**Objective**
Transcribe every line of the listing below without any deviation.

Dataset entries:
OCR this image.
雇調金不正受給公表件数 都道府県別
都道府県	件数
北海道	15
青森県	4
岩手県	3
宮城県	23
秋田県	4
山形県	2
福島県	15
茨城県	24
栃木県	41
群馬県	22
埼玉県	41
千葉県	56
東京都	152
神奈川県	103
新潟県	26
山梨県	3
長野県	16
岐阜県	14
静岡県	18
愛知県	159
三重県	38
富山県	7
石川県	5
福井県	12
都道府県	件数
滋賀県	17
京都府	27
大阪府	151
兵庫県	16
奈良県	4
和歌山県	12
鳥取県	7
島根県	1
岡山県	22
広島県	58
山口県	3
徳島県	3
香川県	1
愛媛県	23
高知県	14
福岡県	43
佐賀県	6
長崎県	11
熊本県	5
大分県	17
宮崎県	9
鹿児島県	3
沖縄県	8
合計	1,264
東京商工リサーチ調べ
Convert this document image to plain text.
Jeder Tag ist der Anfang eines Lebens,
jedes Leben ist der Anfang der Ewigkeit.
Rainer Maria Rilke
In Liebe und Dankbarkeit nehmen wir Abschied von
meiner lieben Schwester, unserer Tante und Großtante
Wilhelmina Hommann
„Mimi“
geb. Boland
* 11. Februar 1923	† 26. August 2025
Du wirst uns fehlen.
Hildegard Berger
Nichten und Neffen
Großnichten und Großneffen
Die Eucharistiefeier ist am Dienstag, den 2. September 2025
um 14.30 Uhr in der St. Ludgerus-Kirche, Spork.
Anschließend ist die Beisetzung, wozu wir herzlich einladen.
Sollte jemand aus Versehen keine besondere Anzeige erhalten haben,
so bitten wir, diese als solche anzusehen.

**Solution for this exercise**
OCR this image.
雇調金不正受給公表件数 都道府県別
都道府県	件数
北海道	15
青森県	4
岩手県	3
宮城県	23
秋田県	4
山形県	2
福島県	15
茨城県	24
栃木県	41
群馬県	22
埼玉県	41
千葉県	56
東京都	152
神奈川県	103
新潟県	26
山梨県	3
長野県	16
岐阜県	14
静岡県	18
愛知県	159
三重県	38
富山県	7
石川県	5
福井県	12
都道府県	件数
滋賀県	17
京都府	27
大阪府	151
兵庫県	16
奈良県	4
和歌山県	12
鳥取県	7
島根県	1
岡山県	22
広島県	58
山口県	3
徳島県	3
香川県	1
愛媛県	23
高知県	14
福岡県	43
佐賀県	6
長崎県	11
熊本県	5
大分県	17
宮崎県	9
鹿児島県	3
沖縄県	8
合計	1,264
東京商工リサーチ調べ
Convert this document image to plain text.
Jeder Tag ist der Anfang eines Lebens,
jedes Leben ist der Anfang der Ewigkeit.
Rainer Maria Rilke
In Liebe und Dankbarkeit nehmen wir Abschied von
meiner lieben Schwester, unserer Tante und Großtante
Wilhelmina Hommann
„Mimi“
geb. Boland
* 11. Februar 1923	† 26. August 2025
Du wirst uns fehlen.
Hildegard Berger
Nichten und Neffen
Großnichten und Großneffen
Die Eucharistiefeier ist am Dienstag, den 2. September 2025
um 14.30 Uhr in der St. Ludgerus-Kirche, Spork.
Anschließend ist die Beisetzung, wozu wir herzlich einladen.
Sollte jemand aus Versehen keine besondere Anzeige erhalten haben,
so bitten wir, diese als solche anzusehen.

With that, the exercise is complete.